* [Data extract]:

========================================================================

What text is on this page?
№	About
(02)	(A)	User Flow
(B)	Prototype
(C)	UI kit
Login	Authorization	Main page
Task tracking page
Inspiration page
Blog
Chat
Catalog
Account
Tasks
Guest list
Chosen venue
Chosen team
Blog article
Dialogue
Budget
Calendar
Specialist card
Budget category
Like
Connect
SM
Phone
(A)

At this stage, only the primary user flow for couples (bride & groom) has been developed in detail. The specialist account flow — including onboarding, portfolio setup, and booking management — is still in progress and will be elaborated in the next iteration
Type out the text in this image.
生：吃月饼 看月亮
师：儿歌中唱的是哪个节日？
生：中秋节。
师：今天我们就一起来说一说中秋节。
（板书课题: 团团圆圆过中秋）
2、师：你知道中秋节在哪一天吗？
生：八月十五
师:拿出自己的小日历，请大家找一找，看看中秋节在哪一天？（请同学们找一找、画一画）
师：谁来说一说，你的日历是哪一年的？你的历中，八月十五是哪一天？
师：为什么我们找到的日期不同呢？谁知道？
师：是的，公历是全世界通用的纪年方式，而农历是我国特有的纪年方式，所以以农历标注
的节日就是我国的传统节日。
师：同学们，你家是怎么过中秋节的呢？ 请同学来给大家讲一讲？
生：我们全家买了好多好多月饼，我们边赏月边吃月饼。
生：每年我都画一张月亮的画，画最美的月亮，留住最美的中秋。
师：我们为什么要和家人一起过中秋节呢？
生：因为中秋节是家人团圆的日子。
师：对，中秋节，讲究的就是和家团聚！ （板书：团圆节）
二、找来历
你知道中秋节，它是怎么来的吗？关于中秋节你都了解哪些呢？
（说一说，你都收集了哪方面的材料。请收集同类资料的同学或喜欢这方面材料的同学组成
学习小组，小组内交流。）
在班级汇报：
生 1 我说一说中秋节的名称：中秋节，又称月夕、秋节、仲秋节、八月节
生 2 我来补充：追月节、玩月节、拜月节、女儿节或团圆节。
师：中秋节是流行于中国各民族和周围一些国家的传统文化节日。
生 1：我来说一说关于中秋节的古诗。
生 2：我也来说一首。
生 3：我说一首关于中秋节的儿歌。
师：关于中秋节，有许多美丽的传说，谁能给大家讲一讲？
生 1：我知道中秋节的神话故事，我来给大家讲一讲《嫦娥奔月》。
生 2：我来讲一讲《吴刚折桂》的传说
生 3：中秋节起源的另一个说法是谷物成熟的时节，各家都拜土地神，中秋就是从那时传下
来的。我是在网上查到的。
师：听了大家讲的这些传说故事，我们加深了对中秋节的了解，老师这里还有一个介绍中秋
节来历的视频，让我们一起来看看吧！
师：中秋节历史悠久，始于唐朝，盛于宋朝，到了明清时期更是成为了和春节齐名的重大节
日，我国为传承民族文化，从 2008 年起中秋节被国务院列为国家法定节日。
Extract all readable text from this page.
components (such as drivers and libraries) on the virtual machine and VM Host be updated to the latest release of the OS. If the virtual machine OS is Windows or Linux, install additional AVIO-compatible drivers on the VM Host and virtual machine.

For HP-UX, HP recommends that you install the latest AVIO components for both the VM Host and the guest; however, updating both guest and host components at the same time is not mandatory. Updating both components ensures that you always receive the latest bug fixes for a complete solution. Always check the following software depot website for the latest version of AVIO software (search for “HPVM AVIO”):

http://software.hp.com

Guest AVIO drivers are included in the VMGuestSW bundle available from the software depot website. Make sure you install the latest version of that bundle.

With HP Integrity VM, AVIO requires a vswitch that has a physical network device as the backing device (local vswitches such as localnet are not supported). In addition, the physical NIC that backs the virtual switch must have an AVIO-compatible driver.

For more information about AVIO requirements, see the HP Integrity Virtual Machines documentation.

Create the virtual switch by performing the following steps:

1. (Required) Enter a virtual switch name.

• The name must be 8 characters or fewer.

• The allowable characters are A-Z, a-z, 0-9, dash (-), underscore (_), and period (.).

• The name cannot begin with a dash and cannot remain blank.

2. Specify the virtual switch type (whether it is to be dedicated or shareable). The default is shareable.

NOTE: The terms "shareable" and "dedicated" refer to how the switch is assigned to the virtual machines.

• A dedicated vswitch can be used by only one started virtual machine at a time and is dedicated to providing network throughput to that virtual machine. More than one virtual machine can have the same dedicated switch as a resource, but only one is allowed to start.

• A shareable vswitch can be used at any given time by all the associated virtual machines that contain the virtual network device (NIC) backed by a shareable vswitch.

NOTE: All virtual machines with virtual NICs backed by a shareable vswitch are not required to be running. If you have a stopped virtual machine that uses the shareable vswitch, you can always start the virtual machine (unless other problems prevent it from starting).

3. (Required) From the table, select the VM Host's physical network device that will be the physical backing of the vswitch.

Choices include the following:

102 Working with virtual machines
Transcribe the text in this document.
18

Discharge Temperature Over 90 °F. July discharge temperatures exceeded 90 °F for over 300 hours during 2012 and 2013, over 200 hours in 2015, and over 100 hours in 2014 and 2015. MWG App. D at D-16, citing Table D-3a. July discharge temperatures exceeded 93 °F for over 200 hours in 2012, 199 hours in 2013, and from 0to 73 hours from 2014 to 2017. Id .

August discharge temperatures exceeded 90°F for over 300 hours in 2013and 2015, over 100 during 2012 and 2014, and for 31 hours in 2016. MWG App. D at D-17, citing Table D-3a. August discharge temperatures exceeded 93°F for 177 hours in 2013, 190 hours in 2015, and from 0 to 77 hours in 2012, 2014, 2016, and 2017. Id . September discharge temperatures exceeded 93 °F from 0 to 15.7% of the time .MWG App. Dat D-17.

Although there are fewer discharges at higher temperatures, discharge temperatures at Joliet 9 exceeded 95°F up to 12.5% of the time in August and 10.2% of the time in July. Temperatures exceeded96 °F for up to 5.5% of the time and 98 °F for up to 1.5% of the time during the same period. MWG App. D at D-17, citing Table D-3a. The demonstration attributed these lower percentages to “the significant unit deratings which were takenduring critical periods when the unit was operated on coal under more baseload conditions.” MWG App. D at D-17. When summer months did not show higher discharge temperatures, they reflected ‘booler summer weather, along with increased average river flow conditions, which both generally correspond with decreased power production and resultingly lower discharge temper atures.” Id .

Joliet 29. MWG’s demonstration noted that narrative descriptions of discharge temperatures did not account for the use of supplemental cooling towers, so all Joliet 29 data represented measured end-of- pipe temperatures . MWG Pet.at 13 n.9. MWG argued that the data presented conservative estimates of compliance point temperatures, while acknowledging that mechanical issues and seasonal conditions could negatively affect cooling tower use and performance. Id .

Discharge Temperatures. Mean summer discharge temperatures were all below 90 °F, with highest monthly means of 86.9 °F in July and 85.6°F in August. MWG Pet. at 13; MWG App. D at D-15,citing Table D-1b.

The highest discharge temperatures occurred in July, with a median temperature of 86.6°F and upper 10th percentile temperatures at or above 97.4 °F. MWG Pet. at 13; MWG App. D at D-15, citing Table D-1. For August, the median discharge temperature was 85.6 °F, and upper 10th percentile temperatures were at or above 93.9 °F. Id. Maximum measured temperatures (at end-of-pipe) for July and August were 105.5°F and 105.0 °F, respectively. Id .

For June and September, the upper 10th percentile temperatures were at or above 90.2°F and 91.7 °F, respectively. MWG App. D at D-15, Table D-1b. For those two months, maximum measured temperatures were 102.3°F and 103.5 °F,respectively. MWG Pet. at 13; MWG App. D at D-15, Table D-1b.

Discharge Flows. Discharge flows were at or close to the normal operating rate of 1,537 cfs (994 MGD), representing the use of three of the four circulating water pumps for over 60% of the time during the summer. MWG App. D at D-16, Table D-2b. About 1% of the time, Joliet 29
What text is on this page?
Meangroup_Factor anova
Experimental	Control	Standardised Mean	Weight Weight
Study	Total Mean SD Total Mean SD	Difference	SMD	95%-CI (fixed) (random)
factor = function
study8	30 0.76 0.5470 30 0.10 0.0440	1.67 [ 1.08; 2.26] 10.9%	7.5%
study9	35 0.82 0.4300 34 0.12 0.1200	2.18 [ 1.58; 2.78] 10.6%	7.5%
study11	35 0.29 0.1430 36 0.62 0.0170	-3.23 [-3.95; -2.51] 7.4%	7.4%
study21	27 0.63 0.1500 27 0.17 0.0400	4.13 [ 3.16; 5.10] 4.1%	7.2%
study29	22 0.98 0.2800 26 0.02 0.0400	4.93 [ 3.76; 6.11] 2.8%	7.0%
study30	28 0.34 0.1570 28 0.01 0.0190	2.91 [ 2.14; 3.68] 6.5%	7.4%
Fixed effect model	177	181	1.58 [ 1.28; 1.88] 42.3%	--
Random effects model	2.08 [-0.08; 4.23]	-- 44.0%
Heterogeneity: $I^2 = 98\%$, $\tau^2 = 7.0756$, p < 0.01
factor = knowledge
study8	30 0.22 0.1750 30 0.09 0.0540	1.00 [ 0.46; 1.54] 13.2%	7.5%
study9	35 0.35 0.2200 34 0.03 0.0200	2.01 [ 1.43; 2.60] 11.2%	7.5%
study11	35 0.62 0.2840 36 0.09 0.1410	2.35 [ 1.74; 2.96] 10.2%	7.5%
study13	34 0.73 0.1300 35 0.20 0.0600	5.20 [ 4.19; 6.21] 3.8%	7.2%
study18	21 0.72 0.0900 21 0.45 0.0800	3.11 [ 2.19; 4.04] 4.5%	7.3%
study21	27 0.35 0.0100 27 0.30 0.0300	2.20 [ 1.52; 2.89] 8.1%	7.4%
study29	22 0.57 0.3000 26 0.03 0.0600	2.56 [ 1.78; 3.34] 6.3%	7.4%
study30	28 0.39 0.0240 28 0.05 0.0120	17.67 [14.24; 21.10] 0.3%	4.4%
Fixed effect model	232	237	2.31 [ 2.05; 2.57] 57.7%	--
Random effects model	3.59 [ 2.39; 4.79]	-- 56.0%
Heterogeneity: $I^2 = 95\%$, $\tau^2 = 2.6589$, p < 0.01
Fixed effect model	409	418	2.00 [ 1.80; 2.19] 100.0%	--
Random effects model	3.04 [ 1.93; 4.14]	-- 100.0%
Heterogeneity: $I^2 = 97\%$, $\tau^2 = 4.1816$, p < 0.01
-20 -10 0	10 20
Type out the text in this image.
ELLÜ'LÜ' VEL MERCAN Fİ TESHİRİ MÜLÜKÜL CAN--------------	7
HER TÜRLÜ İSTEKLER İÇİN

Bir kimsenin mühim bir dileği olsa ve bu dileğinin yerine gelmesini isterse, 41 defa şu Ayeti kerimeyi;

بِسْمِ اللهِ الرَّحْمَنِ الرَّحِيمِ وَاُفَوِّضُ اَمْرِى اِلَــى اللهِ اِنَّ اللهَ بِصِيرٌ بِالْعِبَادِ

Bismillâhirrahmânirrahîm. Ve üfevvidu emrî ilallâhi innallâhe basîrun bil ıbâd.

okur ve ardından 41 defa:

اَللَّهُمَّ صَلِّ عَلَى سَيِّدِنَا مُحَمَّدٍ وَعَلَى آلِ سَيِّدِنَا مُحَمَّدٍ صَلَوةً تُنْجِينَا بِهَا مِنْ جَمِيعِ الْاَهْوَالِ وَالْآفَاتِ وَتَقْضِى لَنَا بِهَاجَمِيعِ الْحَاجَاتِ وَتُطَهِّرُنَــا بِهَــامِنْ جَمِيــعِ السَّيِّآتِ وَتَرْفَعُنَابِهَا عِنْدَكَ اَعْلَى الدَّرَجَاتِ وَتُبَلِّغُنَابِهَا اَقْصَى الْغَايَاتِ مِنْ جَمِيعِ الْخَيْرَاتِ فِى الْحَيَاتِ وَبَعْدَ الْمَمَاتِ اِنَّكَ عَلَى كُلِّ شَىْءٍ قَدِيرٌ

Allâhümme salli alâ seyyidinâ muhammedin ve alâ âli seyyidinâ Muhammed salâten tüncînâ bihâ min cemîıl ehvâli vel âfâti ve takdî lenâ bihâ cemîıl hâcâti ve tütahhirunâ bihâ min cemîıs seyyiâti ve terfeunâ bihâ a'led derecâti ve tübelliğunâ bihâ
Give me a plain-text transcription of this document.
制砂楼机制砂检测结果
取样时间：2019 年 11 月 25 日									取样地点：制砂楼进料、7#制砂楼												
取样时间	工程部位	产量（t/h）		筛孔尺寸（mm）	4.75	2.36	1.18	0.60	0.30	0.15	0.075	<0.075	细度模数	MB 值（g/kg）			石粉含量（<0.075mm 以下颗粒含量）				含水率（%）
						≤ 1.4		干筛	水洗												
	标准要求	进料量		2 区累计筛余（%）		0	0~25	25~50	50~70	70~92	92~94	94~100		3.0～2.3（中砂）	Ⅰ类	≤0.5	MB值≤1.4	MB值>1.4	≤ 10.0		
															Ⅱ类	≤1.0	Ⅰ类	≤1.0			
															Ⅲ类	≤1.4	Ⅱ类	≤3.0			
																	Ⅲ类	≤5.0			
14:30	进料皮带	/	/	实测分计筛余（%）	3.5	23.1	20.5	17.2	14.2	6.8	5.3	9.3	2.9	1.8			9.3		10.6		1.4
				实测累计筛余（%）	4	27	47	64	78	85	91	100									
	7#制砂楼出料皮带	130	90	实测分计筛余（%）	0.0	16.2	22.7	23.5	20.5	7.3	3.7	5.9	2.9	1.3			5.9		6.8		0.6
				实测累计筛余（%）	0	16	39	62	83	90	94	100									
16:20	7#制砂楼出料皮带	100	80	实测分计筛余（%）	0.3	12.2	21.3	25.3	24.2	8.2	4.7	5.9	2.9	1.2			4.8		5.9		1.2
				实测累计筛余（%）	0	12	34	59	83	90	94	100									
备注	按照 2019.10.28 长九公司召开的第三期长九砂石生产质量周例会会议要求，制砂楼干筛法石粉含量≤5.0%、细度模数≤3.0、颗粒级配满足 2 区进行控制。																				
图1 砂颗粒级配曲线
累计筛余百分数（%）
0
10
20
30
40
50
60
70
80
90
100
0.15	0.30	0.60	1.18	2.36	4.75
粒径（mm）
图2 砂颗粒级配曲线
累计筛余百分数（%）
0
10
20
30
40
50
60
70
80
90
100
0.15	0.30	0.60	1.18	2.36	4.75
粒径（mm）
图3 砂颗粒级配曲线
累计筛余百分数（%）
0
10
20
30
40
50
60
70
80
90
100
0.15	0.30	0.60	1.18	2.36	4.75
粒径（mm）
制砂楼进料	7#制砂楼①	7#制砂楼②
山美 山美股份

========================================================================

* [Task]: Show, from the listing above, each line that contains the word "name".

* [Answer to the problem]:
1. (Required) Enter a virtual switch name.
• The name must be 8 characters or fewer.
• The name cannot begin with a dash and cannot remain blank.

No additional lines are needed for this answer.